== Provided information ==
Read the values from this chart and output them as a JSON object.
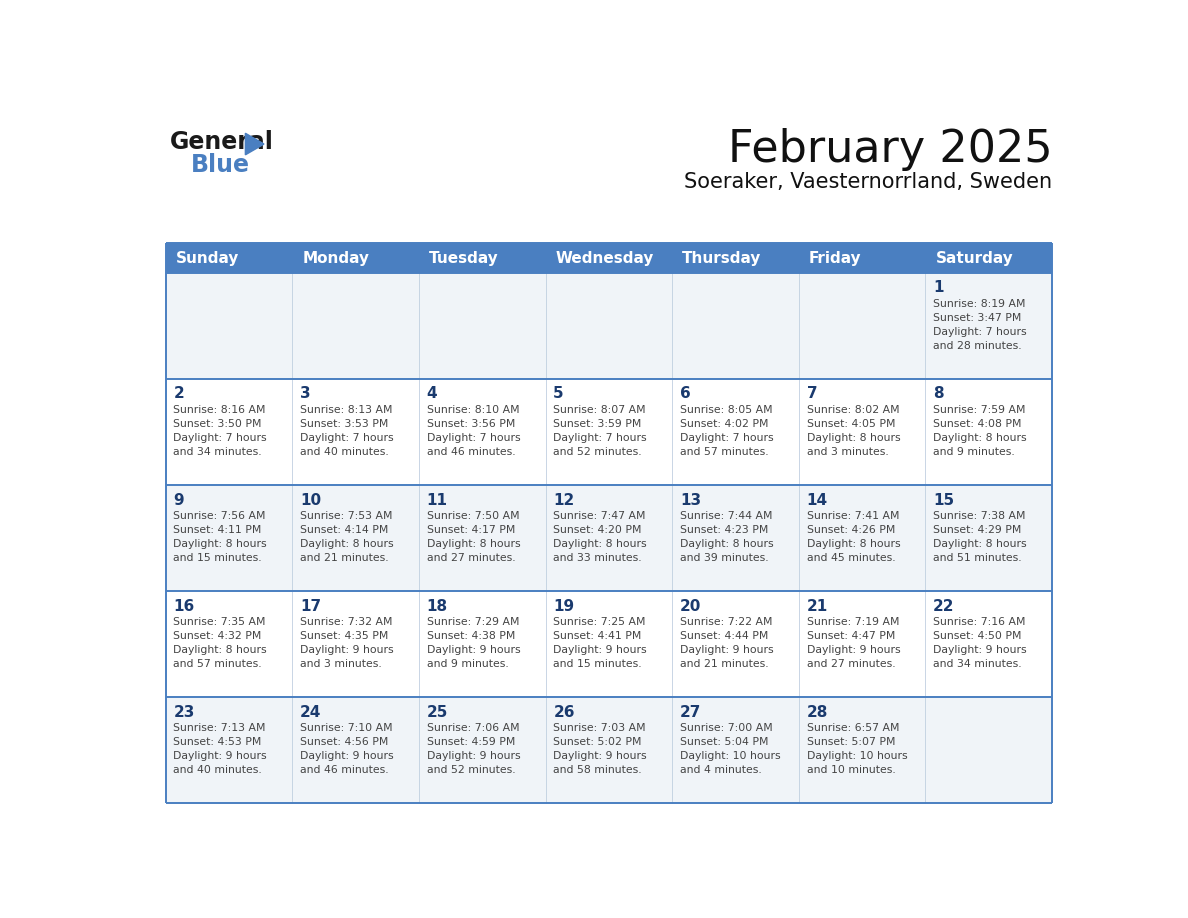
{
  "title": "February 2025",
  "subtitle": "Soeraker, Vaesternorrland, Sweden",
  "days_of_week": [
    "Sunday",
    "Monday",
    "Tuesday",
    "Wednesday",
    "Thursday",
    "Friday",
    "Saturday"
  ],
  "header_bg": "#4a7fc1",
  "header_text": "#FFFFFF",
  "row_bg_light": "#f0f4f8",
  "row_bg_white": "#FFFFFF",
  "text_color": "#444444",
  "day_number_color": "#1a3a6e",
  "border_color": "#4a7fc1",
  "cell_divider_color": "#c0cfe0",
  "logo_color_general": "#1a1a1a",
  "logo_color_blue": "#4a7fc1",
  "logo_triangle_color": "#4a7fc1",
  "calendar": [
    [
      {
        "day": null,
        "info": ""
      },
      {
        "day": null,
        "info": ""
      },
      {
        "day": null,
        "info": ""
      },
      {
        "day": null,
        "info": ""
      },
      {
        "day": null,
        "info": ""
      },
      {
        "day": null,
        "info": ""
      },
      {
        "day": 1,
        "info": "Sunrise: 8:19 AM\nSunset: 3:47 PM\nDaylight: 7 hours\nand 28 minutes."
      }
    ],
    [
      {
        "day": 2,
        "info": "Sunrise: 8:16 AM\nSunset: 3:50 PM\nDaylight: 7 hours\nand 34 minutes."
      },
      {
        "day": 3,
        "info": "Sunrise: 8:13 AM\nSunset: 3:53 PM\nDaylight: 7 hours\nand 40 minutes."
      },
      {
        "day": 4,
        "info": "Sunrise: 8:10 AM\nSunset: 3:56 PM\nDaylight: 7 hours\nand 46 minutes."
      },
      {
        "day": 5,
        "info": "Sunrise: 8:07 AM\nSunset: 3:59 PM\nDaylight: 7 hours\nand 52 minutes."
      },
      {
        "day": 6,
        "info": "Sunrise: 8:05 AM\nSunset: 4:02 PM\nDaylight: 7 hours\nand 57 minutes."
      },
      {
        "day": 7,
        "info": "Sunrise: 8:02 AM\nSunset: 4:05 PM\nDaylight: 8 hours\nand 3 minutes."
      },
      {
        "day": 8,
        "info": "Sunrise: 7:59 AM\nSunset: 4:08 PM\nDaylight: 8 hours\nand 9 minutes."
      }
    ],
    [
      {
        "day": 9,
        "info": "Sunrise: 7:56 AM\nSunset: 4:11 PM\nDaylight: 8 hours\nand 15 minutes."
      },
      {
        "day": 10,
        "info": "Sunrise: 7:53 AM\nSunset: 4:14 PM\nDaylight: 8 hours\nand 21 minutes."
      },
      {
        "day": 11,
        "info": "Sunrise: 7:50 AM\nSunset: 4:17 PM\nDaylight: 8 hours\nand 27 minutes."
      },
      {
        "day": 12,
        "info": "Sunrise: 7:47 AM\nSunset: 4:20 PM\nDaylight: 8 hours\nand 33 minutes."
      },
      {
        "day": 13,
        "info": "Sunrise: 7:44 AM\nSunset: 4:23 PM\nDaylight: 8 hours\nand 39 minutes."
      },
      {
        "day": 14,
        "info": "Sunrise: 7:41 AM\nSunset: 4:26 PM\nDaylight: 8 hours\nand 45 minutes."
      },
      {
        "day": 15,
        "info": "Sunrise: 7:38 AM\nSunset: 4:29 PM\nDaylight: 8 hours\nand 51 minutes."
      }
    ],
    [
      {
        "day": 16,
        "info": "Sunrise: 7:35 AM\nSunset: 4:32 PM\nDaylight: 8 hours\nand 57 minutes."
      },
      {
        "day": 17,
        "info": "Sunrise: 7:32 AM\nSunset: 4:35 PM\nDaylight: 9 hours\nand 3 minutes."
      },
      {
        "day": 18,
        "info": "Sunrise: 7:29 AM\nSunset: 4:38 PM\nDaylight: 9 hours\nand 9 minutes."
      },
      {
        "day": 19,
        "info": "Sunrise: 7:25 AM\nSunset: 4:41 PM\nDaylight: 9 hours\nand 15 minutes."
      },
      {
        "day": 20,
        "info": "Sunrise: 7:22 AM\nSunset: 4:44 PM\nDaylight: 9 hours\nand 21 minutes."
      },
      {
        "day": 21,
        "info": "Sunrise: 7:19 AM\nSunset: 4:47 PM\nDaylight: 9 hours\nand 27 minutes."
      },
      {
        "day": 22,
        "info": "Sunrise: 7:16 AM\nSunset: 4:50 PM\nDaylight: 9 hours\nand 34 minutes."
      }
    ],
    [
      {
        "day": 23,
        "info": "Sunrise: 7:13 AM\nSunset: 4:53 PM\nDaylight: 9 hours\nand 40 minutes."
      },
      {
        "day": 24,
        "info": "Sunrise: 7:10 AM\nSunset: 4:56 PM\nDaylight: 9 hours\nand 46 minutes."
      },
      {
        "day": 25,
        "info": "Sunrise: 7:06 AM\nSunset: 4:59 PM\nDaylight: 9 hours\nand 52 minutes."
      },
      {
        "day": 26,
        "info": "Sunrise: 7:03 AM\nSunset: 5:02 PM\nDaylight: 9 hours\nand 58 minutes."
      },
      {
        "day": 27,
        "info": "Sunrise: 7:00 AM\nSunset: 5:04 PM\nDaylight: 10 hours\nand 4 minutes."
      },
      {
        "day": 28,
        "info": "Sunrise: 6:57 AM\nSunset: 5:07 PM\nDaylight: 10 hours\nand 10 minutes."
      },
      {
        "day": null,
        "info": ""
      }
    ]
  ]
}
===
== Provided information ==
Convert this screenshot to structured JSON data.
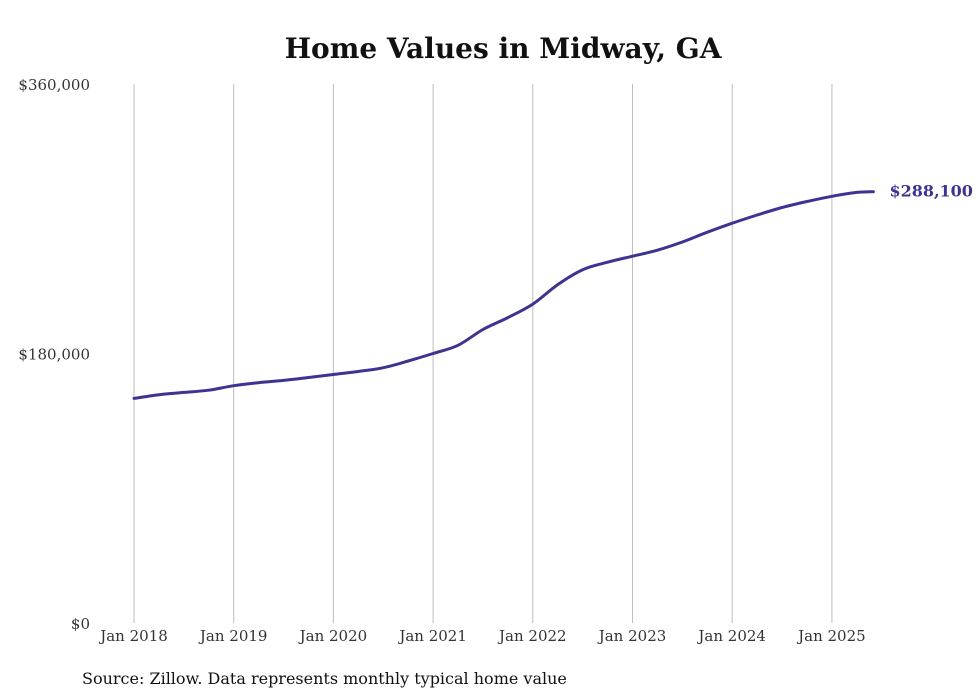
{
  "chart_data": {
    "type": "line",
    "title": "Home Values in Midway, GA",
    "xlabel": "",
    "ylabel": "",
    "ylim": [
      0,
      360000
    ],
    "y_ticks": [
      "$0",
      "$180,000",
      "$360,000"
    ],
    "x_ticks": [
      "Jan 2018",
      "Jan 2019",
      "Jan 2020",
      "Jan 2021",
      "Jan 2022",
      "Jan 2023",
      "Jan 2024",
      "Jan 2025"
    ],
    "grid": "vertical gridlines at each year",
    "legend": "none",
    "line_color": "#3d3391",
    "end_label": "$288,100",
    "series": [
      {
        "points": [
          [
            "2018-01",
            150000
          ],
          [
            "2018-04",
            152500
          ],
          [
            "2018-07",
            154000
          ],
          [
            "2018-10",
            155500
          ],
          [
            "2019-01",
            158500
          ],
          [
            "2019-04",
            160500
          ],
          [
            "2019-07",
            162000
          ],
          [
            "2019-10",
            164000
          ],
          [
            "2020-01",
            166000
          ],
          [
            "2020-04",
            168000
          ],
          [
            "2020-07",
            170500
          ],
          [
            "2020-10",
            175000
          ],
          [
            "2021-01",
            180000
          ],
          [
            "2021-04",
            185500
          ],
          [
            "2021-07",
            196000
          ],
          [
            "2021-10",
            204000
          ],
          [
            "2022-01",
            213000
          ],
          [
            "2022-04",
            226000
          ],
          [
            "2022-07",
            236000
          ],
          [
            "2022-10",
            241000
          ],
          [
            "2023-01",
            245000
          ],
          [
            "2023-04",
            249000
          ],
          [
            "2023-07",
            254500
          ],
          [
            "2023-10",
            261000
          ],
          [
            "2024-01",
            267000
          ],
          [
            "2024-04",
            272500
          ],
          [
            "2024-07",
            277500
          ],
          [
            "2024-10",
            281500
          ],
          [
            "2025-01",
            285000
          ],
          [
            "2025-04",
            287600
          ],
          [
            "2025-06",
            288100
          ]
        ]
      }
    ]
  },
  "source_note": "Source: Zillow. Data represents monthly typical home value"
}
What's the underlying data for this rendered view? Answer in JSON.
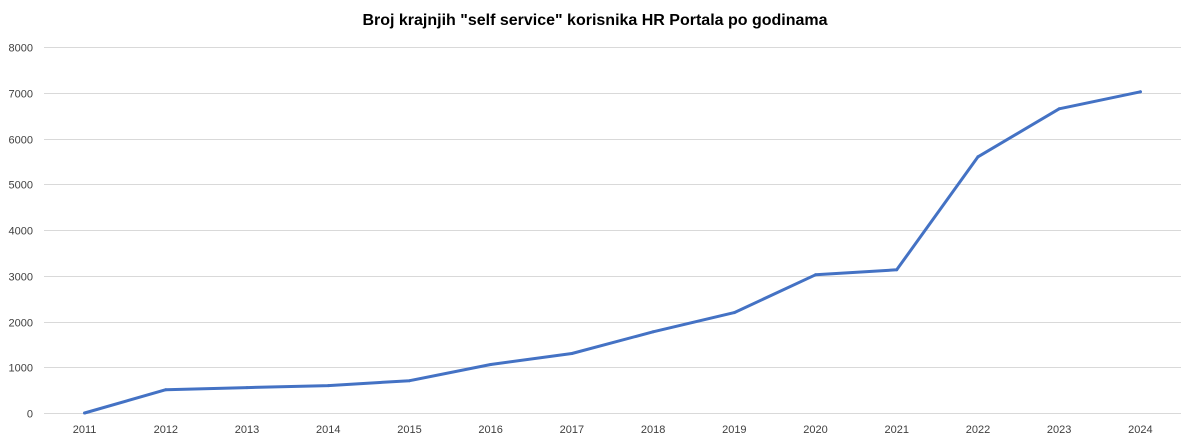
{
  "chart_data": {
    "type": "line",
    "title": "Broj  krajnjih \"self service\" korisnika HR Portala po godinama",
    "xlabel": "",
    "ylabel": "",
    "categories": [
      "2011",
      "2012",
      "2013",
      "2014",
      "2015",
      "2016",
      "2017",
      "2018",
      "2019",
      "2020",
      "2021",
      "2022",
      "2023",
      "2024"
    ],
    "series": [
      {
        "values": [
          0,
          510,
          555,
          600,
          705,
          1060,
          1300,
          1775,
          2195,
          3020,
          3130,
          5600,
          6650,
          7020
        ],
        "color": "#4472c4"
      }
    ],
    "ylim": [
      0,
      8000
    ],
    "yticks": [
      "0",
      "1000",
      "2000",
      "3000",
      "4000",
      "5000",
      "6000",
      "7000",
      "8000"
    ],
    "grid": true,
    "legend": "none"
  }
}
===
■ Task to carry out ■
From the material above, count the lines that include "grid" and give only the total.

■ Task answer ■
2